TEXTO ANALIZADO ::
——
Talleyrand, Metternich, Kissinger, todos estos grandes diplomáticos, en tanto hombres de Estado, comprendieron perfectamente las reglas de la política internacional y las aplicaron a sus respectivas circunstancias. Una de ellas, esencial en su simplicidad, es que los estados tienen razones e intereses supremos, siendo el primero, el de su propia supervivencia. Sobrevivir y consolidarse hasta el liderazgo y la hegemonía, sobrevivir en paz aunque preparados para la guerra, sobrevivir en un orden multipolar, de cambios tecnológicos y guerras económicas y culturales.

Siendo la supervivencia el imperativo primordial, la posición internacional del Perú ha de definirse en función a este escenario complejo de cambios constantes. Y para eso hace falta mentes finas capaces de sopesar los riesgos y restablecer los equilibrios. En Torre Tagle tenemos una de esas mentes imprescindibles. El canciller Hugo de Zela, en la mejor tradición de nuestra diplomacia, ha conseguido un logro fundamental para el Perú al restablecer el equilibrio consolidando nuestra alianza con los Estados Unidos, la gran potencia mundial. Ciertamente, la Unión Europea y China son columnas del orden internacional, pero optar por el distanciamiento ideológico con los Estados Unidos es peor que un crimen, es un gravísimo error.

El canciller de Zela ha actuado con visión y valentía, con coraje y estrategia. Este año nuevo nos trae una vieja verdad, el mundo es multipolar, pero la potencia hegemónica continúa actuando según la lógica del poder, como lo dijo hace veinte años Robert Kagan. Tal vez algunos crean que viven en Venus, pero la realidad es que Marte impera. Roma quiere ser Roma. En Caracas, en Teherán y en dónde haga falta. De Gaulle lo comprendió bien: independencia y alianzas firmes, esa es la base de la autonomía y la disuasión efectiva.
——
SOBRE EL EJERCICIO :: Transcribe sin ningún cambio el pasaje del texto sobre la diplomacia peruana que va desde "Talleyrand, Metternich, Kissinger, todos" hasta "económicas y culturales.".

LÍNEAS MOSTRADAS ::
——
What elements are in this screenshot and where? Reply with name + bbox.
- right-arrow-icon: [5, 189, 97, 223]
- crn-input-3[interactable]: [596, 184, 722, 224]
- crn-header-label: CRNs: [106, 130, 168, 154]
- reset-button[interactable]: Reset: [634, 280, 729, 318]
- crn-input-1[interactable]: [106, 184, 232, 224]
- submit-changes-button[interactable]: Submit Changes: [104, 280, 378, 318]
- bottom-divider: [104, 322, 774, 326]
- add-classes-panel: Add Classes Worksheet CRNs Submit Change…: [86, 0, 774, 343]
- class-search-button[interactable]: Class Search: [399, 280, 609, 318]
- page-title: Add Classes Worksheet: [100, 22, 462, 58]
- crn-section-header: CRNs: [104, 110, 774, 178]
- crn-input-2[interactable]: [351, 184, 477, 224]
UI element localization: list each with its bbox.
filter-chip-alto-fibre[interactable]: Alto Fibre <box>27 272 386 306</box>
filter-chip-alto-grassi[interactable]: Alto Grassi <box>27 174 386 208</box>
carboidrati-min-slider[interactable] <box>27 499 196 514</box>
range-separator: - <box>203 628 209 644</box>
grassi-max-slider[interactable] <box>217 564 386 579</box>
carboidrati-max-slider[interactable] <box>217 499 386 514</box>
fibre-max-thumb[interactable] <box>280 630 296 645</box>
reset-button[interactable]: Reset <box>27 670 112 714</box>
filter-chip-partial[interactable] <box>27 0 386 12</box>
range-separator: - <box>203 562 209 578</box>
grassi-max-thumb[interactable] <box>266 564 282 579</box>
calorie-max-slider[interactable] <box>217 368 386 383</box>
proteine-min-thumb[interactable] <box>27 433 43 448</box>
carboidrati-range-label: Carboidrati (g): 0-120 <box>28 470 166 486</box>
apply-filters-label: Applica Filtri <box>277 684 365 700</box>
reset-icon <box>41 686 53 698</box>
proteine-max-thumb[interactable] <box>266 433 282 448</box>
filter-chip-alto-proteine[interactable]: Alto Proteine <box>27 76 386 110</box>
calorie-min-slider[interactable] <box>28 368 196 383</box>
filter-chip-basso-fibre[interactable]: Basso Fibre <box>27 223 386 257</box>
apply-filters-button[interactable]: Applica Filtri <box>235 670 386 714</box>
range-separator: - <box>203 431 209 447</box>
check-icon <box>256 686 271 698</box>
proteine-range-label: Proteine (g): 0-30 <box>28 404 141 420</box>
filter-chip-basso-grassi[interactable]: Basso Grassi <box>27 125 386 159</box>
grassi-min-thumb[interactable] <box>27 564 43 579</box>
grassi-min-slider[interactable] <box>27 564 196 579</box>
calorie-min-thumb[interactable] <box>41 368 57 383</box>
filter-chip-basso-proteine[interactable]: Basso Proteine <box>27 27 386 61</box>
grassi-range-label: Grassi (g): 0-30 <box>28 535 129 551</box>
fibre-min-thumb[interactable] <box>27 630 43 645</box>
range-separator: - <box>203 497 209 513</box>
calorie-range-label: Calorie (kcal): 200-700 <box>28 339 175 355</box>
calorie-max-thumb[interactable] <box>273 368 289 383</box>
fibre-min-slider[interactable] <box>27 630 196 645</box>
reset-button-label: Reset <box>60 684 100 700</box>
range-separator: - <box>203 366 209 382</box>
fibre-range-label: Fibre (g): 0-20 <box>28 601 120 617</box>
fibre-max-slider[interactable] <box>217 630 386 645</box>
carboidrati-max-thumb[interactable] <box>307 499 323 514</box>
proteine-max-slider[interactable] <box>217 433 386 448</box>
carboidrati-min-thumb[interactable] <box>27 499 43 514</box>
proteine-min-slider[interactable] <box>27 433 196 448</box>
——
SOLUCIÓN PROPUESTA ::
Talleyrand, Metternich, Kissinger, todos estos grandes diplomáticos, en tanto hombres de Estado, comprendieron perfectamente las reglas de la política internacional y las aplicaron a sus respectivas circunstancias. Una de ellas, esencial en su simplicidad, es que los estados tienen razones e intereses supremos, siendo el primero, el de su propia supervivencia. Sobrevivir y consolidarse hasta el liderazgo y la hegemonía, sobrevivir en paz aunque preparados para la guerra, sobrevivir en un orden multipolar, de cambios tecnológicos y guerras económicas y culturales.